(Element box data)
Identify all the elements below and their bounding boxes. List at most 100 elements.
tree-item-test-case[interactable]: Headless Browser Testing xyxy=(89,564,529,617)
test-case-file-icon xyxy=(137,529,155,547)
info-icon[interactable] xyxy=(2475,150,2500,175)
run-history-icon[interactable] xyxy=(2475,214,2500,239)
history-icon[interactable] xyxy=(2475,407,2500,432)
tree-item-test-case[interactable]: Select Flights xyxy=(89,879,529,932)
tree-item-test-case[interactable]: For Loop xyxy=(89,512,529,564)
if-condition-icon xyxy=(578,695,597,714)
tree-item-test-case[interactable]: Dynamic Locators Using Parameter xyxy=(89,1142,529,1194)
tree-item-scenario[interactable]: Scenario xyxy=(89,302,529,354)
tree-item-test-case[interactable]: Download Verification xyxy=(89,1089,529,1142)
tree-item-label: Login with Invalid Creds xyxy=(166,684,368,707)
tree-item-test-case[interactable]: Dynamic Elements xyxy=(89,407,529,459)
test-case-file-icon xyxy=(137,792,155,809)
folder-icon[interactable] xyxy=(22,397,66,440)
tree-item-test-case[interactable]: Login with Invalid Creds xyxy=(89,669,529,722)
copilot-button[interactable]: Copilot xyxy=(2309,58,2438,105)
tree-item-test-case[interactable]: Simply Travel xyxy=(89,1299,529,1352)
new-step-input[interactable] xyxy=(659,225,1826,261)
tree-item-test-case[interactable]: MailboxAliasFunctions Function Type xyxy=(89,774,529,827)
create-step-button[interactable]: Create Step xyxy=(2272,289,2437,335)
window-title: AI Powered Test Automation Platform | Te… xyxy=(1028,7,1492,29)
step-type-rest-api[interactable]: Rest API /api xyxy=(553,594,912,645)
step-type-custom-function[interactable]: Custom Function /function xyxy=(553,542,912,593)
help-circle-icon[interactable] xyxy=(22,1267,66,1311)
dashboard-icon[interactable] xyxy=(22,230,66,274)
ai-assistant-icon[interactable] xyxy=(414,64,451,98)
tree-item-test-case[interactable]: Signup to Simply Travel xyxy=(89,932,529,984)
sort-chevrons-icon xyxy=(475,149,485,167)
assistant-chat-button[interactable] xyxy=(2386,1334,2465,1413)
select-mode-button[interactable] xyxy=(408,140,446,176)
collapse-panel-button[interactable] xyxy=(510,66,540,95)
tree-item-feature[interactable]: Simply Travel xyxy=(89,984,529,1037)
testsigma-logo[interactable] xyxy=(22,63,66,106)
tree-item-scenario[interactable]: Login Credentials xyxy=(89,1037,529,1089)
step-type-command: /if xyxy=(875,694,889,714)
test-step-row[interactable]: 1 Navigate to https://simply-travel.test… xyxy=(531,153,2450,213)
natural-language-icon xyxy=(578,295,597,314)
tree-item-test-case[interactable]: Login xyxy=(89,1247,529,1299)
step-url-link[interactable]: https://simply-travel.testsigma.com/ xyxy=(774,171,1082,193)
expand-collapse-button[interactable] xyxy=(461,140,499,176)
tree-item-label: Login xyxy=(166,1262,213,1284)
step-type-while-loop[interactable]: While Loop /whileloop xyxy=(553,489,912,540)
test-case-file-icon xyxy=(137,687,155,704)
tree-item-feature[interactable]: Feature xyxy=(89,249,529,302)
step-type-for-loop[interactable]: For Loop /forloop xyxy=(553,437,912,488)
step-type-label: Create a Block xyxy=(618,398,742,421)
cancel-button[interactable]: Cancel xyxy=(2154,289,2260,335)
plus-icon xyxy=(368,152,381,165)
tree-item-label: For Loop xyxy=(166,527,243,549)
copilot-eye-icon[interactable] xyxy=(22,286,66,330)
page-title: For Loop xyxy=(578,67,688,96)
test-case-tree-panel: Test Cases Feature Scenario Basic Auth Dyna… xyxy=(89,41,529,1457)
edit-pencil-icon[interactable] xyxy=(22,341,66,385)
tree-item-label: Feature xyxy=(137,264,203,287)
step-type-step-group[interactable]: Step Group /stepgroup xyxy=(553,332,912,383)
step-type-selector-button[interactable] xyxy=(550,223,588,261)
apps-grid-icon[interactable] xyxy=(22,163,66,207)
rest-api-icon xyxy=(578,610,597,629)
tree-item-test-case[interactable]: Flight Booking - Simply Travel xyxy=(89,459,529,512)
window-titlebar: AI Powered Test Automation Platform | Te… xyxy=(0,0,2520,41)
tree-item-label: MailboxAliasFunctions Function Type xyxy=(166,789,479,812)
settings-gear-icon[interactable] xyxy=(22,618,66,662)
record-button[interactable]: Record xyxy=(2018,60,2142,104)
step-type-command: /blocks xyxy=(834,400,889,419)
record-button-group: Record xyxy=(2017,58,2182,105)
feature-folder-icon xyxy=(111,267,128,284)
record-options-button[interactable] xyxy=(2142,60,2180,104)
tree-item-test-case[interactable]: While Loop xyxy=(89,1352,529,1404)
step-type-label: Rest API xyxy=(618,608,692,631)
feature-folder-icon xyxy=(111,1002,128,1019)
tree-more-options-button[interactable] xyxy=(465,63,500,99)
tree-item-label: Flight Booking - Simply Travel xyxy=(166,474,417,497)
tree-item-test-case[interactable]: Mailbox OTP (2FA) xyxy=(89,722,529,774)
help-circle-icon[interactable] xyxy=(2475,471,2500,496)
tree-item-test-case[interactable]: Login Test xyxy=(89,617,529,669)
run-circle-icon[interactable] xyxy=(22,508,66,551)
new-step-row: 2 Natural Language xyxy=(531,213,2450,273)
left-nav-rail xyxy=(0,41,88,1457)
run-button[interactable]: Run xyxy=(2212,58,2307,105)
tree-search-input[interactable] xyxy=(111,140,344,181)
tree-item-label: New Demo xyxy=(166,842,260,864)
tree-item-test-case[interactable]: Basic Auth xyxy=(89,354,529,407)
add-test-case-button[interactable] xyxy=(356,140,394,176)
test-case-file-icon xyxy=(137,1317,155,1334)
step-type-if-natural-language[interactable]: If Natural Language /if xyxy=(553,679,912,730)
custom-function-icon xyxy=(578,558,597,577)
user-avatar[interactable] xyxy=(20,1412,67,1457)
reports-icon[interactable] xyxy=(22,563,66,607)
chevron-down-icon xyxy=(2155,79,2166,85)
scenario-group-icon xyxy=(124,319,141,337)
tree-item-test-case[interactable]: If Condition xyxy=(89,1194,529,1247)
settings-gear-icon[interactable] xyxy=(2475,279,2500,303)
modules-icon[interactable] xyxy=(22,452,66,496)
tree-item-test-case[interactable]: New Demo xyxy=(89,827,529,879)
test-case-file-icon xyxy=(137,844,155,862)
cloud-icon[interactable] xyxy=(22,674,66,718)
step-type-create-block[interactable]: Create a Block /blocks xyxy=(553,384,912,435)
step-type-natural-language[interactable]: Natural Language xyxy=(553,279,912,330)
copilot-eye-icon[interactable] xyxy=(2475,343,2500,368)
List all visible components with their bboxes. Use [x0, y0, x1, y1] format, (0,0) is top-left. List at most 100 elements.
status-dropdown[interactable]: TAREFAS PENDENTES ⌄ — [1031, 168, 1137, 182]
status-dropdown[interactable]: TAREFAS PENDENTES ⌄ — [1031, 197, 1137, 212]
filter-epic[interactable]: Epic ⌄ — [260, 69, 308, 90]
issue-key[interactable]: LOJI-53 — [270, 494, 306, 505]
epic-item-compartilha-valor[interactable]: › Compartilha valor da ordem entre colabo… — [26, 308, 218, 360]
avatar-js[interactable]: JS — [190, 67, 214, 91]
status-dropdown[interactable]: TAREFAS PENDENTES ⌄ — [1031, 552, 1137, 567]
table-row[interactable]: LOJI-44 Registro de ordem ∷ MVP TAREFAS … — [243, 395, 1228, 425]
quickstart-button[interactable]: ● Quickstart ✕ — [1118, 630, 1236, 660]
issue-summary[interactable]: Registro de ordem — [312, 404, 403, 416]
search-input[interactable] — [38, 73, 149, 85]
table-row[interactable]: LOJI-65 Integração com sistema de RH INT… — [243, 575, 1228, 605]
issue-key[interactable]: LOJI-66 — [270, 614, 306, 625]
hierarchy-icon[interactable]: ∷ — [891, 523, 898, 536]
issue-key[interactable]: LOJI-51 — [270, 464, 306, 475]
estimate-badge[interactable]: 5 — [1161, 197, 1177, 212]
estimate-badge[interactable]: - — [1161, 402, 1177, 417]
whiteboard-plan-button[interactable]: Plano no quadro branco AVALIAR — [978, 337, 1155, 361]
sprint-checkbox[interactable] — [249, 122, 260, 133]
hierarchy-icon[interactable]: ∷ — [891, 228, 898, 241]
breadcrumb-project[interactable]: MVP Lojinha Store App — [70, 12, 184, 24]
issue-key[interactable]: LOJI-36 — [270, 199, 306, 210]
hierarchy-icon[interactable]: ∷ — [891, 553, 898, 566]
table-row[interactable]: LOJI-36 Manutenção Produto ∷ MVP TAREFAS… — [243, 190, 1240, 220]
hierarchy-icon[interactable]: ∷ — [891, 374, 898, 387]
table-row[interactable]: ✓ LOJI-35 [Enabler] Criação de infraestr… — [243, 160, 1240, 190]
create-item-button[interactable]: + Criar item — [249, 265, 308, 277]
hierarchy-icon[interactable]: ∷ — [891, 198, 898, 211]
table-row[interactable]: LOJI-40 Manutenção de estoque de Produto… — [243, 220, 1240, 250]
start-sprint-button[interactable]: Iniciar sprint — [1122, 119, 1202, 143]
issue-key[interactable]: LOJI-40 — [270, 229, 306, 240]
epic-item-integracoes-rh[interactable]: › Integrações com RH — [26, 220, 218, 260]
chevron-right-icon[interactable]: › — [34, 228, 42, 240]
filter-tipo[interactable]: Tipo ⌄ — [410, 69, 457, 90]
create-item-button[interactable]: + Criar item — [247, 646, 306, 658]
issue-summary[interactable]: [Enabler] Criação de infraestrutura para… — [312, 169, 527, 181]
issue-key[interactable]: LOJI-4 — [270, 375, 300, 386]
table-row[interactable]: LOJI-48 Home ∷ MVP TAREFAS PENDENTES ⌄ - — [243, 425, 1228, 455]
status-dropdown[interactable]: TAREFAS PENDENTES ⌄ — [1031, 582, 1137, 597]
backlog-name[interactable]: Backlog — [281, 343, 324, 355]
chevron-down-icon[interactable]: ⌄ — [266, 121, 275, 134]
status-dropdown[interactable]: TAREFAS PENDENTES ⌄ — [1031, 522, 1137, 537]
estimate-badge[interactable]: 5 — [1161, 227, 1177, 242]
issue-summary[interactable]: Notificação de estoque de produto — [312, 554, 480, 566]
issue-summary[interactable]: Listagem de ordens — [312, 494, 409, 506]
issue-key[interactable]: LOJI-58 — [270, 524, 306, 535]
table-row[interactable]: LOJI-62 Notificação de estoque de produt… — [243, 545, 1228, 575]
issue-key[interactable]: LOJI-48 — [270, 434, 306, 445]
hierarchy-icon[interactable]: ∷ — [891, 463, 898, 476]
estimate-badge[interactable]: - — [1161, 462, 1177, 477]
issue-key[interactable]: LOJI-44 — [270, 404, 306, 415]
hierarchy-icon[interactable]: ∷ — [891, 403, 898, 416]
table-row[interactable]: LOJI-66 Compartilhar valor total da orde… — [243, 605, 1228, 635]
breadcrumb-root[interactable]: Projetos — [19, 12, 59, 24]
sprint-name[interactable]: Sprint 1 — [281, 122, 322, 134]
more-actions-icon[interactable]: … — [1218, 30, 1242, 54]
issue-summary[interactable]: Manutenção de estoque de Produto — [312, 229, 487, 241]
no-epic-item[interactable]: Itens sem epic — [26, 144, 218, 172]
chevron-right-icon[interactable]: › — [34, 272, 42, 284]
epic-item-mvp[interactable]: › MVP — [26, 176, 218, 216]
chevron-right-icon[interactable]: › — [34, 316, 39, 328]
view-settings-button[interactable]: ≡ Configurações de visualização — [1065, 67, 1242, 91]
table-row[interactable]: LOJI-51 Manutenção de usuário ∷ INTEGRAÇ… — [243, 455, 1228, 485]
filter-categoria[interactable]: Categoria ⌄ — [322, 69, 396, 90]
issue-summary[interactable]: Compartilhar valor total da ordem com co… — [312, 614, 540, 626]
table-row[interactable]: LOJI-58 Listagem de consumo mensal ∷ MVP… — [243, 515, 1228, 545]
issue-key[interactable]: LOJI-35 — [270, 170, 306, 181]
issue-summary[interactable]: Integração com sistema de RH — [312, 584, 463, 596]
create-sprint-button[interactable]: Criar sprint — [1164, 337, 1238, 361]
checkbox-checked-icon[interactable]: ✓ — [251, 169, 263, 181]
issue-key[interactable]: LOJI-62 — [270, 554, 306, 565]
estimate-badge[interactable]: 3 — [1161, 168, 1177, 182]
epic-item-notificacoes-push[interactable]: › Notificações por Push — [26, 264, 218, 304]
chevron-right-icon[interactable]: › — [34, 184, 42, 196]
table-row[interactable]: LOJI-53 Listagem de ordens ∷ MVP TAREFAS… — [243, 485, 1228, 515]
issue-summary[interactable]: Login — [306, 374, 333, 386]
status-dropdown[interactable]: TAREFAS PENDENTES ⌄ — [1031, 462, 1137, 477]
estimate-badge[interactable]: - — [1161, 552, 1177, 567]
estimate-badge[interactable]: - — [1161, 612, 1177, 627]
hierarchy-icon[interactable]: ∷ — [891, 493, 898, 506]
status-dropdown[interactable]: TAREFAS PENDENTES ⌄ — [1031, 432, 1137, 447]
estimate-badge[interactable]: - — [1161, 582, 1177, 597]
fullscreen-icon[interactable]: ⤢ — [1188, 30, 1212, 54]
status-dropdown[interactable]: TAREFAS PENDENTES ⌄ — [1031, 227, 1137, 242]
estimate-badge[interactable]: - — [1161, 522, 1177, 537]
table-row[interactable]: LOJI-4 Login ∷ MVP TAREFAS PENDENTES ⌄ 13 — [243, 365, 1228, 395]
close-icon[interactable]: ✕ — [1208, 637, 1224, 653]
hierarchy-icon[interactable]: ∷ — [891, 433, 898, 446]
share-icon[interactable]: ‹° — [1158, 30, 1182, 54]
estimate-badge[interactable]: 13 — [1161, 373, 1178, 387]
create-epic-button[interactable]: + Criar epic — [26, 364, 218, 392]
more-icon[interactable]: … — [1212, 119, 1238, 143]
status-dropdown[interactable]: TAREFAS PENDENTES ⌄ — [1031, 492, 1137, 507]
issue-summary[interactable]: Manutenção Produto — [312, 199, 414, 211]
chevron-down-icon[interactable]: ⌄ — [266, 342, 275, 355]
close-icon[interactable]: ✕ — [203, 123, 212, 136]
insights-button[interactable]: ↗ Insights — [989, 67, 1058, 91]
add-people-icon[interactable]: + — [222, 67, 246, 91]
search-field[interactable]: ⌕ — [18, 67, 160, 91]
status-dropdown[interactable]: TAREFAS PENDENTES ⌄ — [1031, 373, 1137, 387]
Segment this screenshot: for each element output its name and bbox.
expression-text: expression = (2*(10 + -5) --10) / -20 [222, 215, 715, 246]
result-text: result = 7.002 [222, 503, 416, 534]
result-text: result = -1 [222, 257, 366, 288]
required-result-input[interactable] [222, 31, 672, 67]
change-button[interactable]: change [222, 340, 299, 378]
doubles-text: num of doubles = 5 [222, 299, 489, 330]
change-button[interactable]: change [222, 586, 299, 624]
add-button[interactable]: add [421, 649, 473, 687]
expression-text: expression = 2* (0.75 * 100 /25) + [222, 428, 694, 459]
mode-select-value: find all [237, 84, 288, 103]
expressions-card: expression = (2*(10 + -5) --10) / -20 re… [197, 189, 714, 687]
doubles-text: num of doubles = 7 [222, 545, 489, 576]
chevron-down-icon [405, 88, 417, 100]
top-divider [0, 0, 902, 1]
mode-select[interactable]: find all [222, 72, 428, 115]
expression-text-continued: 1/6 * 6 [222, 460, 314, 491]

◆ PROBLEM TO WORK ON: Can you write out the data again, starting at the beginning and ending at the line containing "history-icon[interactable] xyxy=(2475,407,2500,432)", with "Headless" replaced by "Remote" and everything else unchanged?

◆ EXERCISE RESULT:
Identify all the elements below and their bounding boxes. List at most 100 elements.
tree-item-test-case[interactable]: Remote Browser Testing xyxy=(89,564,529,617)
test-case-file-icon xyxy=(137,529,155,547)
info-icon[interactable] xyxy=(2475,150,2500,175)
run-history-icon[interactable] xyxy=(2475,214,2500,239)
history-icon[interactable] xyxy=(2475,407,2500,432)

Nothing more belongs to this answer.